__EXERCISE TASK__. Where a line holds the word "text", copy that line.

__INPUT__.
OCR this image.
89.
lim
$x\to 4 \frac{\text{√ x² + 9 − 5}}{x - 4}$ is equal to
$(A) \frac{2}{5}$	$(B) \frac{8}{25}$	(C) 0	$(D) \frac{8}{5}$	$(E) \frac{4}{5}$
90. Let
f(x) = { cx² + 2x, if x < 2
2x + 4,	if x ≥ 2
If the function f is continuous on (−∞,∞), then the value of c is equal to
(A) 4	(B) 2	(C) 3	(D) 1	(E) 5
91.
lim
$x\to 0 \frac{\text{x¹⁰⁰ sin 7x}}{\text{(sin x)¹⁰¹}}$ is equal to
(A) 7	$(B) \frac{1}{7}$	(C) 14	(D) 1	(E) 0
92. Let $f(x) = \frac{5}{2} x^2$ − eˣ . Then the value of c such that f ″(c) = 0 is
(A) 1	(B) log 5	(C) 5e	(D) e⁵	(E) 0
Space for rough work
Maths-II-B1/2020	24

__OUTPUT FOR THIS TASK__.
$x\to 4 \frac{\text{√ x² + 9 − 5}}{x - 4}$ is equal to
$x\to 0 \frac{\text{x¹⁰⁰ sin 7x}}{\text{(sin x)¹⁰¹}}$ is equal to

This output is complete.